- **Extracted records**:
--------------------

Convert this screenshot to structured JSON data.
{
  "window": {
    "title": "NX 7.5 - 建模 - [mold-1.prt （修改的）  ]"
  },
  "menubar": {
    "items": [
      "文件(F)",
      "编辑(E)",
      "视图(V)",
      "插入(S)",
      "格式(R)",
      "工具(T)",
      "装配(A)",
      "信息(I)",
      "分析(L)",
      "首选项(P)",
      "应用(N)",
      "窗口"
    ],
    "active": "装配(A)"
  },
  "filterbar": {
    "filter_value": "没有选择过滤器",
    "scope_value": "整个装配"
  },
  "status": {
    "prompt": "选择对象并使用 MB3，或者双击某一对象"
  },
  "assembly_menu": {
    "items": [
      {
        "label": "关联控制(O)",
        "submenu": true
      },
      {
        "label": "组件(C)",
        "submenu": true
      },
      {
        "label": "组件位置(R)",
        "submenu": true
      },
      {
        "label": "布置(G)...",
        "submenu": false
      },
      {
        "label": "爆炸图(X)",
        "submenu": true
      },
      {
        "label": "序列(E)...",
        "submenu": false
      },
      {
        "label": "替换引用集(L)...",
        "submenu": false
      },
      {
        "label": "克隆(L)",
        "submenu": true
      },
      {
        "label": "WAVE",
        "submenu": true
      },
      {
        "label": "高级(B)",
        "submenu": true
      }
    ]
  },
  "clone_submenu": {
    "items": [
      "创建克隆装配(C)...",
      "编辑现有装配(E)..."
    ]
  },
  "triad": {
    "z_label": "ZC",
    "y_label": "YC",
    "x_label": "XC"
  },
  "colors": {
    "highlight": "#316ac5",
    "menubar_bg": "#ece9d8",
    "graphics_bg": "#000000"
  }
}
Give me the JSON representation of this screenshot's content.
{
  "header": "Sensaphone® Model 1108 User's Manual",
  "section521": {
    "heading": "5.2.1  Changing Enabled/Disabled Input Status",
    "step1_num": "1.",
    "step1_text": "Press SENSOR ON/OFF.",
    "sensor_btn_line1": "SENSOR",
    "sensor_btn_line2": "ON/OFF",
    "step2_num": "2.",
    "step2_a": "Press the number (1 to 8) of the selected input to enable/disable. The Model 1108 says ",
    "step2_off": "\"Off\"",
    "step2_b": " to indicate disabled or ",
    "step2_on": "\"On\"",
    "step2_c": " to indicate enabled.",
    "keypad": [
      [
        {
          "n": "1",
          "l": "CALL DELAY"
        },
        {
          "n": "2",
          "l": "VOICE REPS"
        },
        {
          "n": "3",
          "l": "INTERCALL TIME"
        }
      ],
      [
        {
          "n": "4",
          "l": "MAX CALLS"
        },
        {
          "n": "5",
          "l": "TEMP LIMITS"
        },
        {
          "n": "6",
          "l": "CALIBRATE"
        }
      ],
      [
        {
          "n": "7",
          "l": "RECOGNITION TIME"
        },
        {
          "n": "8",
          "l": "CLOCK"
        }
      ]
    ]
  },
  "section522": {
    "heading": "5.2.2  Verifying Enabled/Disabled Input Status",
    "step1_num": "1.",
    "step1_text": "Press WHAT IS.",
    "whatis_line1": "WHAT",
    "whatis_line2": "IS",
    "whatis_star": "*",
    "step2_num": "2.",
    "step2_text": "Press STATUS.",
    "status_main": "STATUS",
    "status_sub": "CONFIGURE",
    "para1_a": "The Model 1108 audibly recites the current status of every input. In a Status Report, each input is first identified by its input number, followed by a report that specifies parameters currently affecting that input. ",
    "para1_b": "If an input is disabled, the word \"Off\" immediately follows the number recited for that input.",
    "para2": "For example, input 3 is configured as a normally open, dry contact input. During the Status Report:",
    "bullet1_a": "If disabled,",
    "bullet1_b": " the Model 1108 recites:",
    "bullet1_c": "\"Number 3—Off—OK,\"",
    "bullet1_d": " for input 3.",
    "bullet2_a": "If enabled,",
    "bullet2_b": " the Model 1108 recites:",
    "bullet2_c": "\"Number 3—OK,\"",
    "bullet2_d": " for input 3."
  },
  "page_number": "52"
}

--------------------

- **Directions for this task**: Reproduce every record, matching each line exactly.

- **Written solution**:
Convert this screenshot to structured JSON data.
{
  "window": {
    "title": "NX 7.5 - 建模 - [mold-1.prt （修改的）  ]"
  },
  "menubar": {
    "items": [
      "文件(F)",
      "编辑(E)",
      "视图(V)",
      "插入(S)",
      "格式(R)",
      "工具(T)",
      "装配(A)",
      "信息(I)",
      "分析(L)",
      "首选项(P)",
      "应用(N)",
      "窗口"
    ],
    "active": "装配(A)"
  },
  "filterbar": {
    "filter_value": "没有选择过滤器",
    "scope_value": "整个装配"
  },
  "status": {
    "prompt": "选择对象并使用 MB3，或者双击某一对象"
  },
  "assembly_menu": {
    "items": [
      {
        "label": "关联控制(O)",
        "submenu": true
      },
      {
        "label": "组件(C)",
        "submenu": true
      },
      {
        "label": "组件位置(R)",
        "submenu": true
      },
      {
        "label": "布置(G)...",
        "submenu": false
      },
      {
        "label": "爆炸图(X)",
        "submenu": true
      },
      {
        "label": "序列(E)...",
        "submenu": false
      },
      {
        "label": "替换引用集(L)...",
        "submenu": false
      },
      {
        "label": "克隆(L)",
        "submenu": true
      },
      {
        "label": "WAVE",
        "submenu": true
      },
      {
        "label": "高级(B)",
        "submenu": true
      }
    ]
  },
  "clone_submenu": {
    "items": [
      "创建克隆装配(C)...",
      "编辑现有装配(E)..."
    ]
  },
  "triad": {
    "z_label": "ZC",
    "y_label": "YC",
    "x_label": "XC"
  },
  "colors": {
    "highlight": "#316ac5",
    "menubar_bg": "#ece9d8",
    "graphics_bg": "#000000"
  }
}
Give me the JSON representation of this screenshot's content.
{
  "header": "Sensaphone® Model 1108 User's Manual",
  "section521": {
    "heading": "5.2.1  Changing Enabled/Disabled Input Status",
    "step1_num": "1.",
    "step1_text": "Press SENSOR ON/OFF.",
    "sensor_btn_line1": "SENSOR",
    "sensor_btn_line2": "ON/OFF",
    "step2_num": "2.",
    "step2_a": "Press the number (1 to 8) of the selected input to enable/disable. The Model 1108 says ",
    "step2_off": "\"Off\"",
    "step2_b": " to indicate disabled or ",
    "step2_on": "\"On\"",
    "step2_c": " to indicate enabled.",
    "keypad": [
      [
        {
          "n": "1",
          "l": "CALL DELAY"
        },
        {
          "n": "2",
          "l": "VOICE REPS"
        },
        {
          "n": "3",
          "l": "INTERCALL TIME"
        }
      ],
      [
        {
          "n": "4",
          "l": "MAX CALLS"
        },
        {
          "n": "5",
          "l": "TEMP LIMITS"
        },
        {
          "n": "6",
          "l": "CALIBRATE"
        }
      ],
      [
        {
          "n": "7",
          "l": "RECOGNITION TIME"
        },
        {
          "n": "8",
          "l": "CLOCK"
        }
      ]
    ]
  },
  "section522": {
    "heading": "5.2.2  Verifying Enabled/Disabled Input Status",
    "step1_num": "1.",
    "step1_text": "Press WHAT IS.",
    "whatis_line1": "WHAT",
    "whatis_line2": "IS",
    "whatis_star": "*",
    "step2_num": "2.",
    "step2_text": "Press STATUS.",
    "status_main": "STATUS",
    "status_sub": "CONFIGURE",
    "para1_a": "The Model 1108 audibly recites the current status of every input. In a Status Report, each input is first identified by its input number, followed by a report that specifies parameters currently affecting that input. ",
    "para1_b": "If an input is disabled, the word \"Off\" immediately follows the number recited for that input.",
    "para2": "For example, input 3 is configured as a normally open, dry contact input. During the Status Report:",
    "bullet1_a": "If disabled,",
    "bullet1_b": " the Model 1108 recites:",
    "bullet1_c": "\"Number 3—Off—OK,\"",
    "bullet1_d": " for input 3.",
    "bullet2_a": "If enabled,",
    "bullet2_b": " the Model 1108 recites:",
    "bullet2_c": "\"Number 3—OK,\"",
    "bullet2_d": " for input 3."
  },
  "page_number": "52"
}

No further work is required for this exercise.